> [Exercise requirements]:
Copy out each line in the material below that has the word "none".
-- begin The data --
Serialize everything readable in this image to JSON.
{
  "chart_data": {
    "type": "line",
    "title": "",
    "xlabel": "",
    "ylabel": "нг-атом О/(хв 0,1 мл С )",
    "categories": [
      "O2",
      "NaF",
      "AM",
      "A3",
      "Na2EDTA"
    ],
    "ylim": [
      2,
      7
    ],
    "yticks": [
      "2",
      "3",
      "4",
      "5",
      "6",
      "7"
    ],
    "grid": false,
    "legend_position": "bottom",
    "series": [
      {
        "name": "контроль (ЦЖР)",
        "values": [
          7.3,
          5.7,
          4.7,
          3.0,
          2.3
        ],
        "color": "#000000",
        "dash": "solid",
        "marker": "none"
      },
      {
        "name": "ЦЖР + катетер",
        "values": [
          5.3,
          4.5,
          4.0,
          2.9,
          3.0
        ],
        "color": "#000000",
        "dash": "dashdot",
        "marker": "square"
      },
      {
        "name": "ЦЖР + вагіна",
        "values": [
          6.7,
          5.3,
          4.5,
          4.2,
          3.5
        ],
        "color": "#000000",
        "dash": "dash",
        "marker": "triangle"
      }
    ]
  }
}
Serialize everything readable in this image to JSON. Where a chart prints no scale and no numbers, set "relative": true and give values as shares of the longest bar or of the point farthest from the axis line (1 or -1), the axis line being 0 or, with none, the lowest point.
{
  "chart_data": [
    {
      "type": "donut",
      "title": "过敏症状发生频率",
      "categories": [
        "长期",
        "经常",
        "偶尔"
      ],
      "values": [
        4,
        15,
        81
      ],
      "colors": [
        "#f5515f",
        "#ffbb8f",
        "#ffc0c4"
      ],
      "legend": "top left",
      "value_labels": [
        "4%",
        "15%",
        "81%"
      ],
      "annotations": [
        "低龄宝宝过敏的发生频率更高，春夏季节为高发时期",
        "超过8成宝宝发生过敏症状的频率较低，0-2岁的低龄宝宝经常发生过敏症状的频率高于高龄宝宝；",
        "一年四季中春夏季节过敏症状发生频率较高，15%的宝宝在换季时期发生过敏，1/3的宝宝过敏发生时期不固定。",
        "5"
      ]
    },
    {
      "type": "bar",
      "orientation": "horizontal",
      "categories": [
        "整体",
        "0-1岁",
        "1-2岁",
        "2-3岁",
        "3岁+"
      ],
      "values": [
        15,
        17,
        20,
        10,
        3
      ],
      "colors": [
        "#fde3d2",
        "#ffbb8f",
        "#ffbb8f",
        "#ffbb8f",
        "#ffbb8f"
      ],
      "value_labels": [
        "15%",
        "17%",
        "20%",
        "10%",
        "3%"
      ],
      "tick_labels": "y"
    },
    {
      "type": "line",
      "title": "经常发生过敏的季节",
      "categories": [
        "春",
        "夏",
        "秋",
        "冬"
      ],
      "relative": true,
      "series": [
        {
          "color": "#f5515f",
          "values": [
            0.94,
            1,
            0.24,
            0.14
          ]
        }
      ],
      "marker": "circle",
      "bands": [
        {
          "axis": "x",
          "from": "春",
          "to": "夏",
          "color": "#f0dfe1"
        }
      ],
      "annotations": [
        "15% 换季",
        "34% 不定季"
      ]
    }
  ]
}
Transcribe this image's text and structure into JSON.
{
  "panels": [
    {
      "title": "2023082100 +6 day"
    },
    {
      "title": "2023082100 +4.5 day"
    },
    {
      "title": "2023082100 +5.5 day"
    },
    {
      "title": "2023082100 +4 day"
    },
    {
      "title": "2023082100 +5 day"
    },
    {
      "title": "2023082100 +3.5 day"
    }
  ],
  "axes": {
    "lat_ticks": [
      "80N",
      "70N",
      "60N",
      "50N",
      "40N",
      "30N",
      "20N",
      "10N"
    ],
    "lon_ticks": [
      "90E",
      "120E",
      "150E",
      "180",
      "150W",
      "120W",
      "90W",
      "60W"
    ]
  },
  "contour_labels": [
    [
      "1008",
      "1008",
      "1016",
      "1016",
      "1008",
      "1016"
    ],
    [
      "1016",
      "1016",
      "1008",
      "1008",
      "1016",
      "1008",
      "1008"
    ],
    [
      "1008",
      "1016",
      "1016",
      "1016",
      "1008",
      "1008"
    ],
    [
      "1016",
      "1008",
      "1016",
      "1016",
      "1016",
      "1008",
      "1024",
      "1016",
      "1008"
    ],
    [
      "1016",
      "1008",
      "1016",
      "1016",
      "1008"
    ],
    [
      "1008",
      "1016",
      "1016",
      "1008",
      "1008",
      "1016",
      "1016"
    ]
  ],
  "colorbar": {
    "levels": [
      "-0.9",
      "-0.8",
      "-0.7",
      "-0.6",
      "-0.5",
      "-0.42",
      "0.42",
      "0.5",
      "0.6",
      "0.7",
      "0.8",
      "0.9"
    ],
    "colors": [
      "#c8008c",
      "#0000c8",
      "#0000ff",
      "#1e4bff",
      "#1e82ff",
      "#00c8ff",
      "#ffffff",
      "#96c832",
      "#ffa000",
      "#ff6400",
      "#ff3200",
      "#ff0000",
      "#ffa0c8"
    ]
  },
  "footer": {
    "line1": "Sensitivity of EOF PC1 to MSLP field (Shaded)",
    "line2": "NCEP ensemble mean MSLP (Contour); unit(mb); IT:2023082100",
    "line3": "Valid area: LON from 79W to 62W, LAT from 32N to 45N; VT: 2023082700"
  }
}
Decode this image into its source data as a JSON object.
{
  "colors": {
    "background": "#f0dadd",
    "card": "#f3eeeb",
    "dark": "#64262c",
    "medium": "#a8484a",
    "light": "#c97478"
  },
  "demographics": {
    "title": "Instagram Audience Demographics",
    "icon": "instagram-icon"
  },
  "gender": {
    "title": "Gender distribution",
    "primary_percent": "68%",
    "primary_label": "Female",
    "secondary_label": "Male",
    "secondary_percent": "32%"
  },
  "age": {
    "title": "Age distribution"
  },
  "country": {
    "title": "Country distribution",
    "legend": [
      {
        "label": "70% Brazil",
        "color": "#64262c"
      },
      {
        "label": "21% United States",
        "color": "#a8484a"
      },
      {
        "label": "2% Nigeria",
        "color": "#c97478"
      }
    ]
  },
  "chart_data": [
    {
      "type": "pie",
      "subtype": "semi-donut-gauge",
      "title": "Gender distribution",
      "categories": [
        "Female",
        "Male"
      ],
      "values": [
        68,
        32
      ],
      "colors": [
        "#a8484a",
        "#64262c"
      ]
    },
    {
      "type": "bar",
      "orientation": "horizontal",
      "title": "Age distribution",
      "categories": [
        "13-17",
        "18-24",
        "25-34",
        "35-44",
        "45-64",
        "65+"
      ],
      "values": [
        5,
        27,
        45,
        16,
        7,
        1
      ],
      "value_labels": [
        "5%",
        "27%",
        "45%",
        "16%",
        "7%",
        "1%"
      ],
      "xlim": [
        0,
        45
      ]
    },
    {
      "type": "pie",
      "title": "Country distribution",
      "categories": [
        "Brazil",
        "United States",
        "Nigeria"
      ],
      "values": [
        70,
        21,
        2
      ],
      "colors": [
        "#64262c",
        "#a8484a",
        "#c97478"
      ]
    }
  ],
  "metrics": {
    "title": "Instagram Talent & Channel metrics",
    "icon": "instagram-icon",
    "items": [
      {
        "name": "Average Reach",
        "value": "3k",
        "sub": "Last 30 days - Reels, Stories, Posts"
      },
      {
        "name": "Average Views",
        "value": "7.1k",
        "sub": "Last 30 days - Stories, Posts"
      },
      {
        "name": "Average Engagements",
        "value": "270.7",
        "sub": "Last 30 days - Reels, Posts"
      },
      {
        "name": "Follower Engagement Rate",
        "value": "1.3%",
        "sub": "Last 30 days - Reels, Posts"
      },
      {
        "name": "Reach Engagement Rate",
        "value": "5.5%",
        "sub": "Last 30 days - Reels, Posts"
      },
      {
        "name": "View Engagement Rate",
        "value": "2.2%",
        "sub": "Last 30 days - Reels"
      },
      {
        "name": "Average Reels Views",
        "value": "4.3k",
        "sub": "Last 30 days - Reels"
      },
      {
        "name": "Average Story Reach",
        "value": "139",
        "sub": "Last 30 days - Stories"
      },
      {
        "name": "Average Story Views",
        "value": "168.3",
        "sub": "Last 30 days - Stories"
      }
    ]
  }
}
-- end The data --
> [Task answer]:
        "marker": "none"
Serialize everything readable in this image to JSON. Where a chart prints no scale and no numbers, set "relative": true and give values as shares of the longest bar or of the point farthest from the axis line (1 or -1), the axis line being 0 or, with none, the lowest point.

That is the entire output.